#### Available data
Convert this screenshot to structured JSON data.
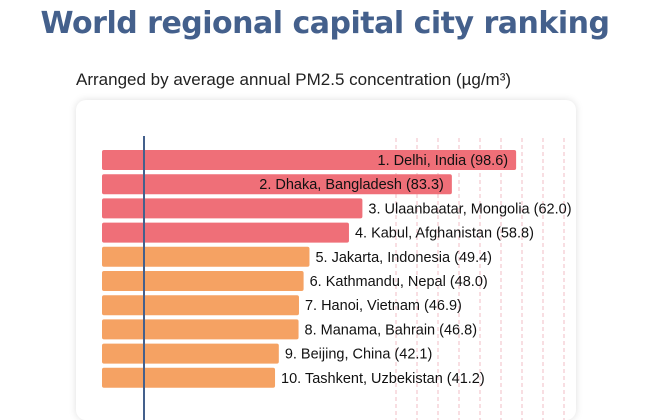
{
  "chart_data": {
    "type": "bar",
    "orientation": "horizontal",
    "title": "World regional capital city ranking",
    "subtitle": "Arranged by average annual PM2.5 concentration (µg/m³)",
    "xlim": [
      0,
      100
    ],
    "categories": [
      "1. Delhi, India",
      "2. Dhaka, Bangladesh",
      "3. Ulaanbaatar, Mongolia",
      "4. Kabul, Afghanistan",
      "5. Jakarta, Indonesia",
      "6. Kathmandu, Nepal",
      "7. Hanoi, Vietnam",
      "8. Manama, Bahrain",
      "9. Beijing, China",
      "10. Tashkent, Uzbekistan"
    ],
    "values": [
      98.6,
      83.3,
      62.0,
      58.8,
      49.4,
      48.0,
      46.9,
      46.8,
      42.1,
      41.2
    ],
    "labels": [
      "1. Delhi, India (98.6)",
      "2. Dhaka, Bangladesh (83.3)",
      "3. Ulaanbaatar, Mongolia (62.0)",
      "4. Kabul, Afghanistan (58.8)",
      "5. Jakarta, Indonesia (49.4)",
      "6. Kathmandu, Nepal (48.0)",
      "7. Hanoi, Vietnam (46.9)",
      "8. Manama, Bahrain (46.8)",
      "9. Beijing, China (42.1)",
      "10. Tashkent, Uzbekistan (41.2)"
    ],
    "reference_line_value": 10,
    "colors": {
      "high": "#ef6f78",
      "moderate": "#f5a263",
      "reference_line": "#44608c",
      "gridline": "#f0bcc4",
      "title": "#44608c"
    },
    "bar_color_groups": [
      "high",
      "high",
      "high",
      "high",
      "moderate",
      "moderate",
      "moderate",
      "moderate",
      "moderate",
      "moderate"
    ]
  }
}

#### Exercise prompt
Search the data for "Mongolia". Copy every matching line.

#### Response to this task
      "3. Ulaanbaatar, Mongolia",
      "3. Ulaanbaatar, Mongolia (62.0)",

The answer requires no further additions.